Element location listings
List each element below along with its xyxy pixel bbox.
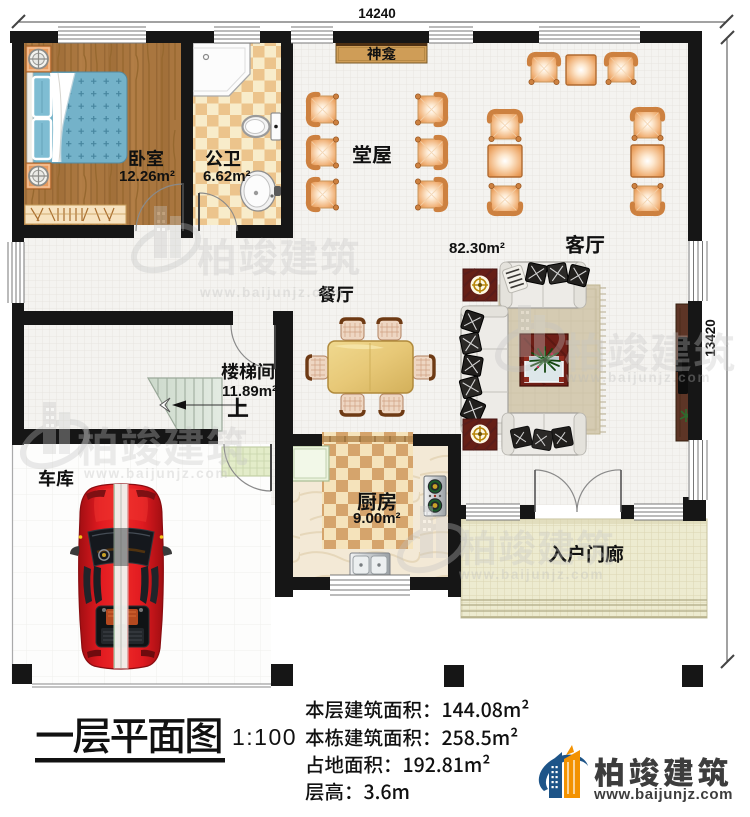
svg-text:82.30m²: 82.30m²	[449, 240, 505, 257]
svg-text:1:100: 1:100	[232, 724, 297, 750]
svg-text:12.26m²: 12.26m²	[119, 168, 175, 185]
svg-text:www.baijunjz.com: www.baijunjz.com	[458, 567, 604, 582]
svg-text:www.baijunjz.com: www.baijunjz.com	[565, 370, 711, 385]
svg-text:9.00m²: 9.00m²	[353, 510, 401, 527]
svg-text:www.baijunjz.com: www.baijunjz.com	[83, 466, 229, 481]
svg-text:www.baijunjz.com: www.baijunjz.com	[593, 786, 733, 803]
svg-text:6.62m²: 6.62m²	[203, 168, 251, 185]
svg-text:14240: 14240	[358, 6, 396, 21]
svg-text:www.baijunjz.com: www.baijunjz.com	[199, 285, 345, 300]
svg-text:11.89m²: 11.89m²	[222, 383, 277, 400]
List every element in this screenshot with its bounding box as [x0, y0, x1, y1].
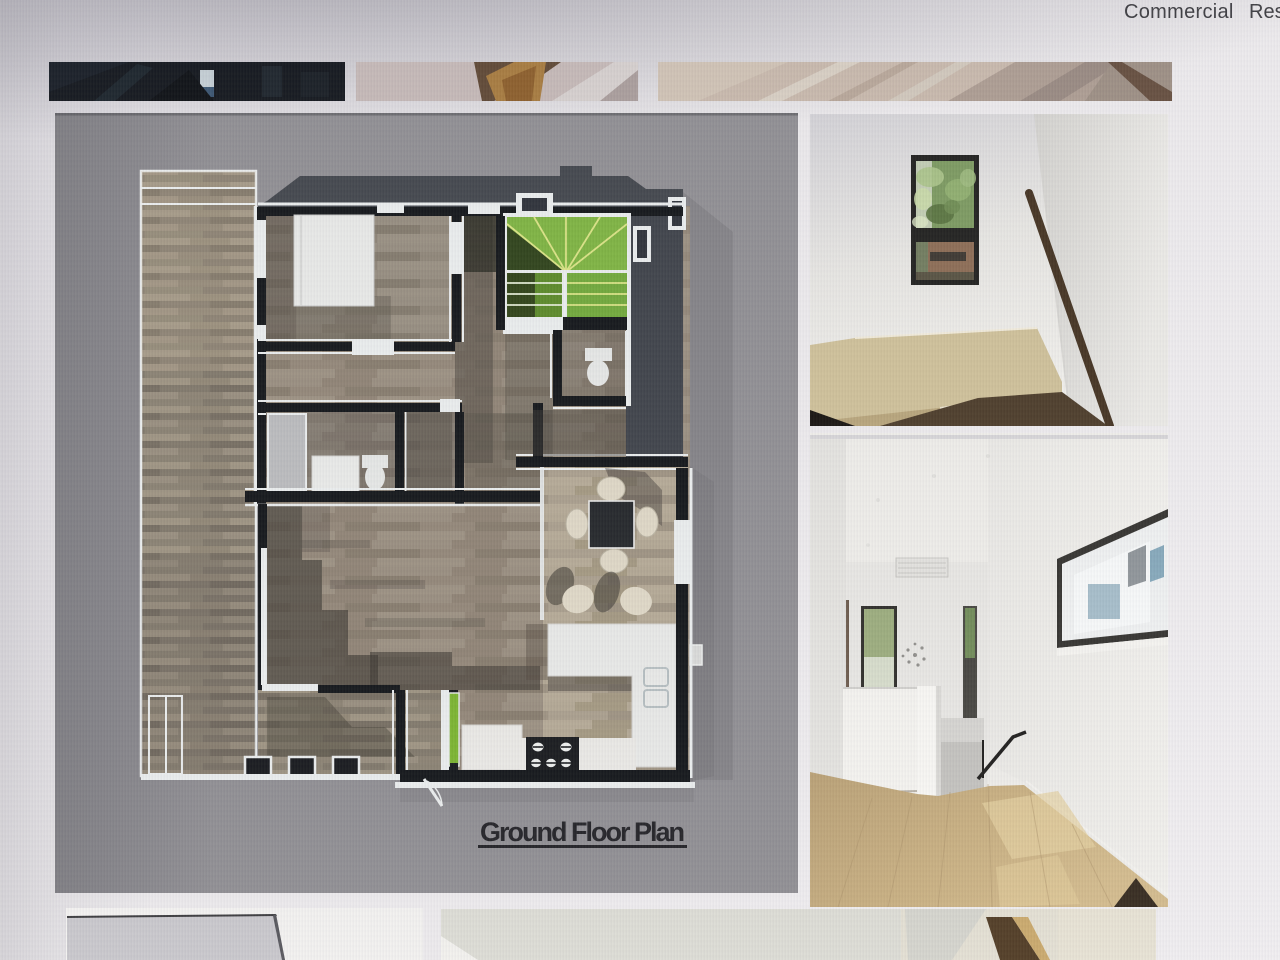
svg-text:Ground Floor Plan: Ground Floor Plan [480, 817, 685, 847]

*TASK STATEMENT:* Rewrite all of the data above, changing "element" to "item" wherever it occurs and keeping everything else the same. Omit the pictures.

*EXERCISE SOLUTION:*
List each item below along with its xyxy pixel bbox.
svg-text:82.30m²: 82.30m²	[449, 240, 505, 257]
svg-text:1:100: 1:100	[232, 724, 297, 750]
svg-text:12.26m²: 12.26m²	[119, 168, 175, 185]
svg-text:www.baijunjz.com: www.baijunjz.com	[458, 567, 604, 582]
svg-text:www.baijunjz.com: www.baijunjz.com	[565, 370, 711, 385]
svg-text:9.00m²: 9.00m²	[353, 510, 401, 527]
svg-text:www.baijunjz.com: www.baijunjz.com	[83, 466, 229, 481]
svg-text:www.baijunjz.com: www.baijunjz.com	[593, 786, 733, 803]
svg-text:6.62m²: 6.62m²	[203, 168, 251, 185]
svg-text:14240: 14240	[358, 6, 396, 21]
svg-text:www.baijunjz.com: www.baijunjz.com	[199, 285, 345, 300]
svg-text:11.89m²: 11.89m²	[222, 383, 277, 400]
List every item in this screenshot with its bounding box as [x0, y0, x1, y1].
svg-text:Ground Floor Plan: Ground Floor Plan [480, 817, 685, 847]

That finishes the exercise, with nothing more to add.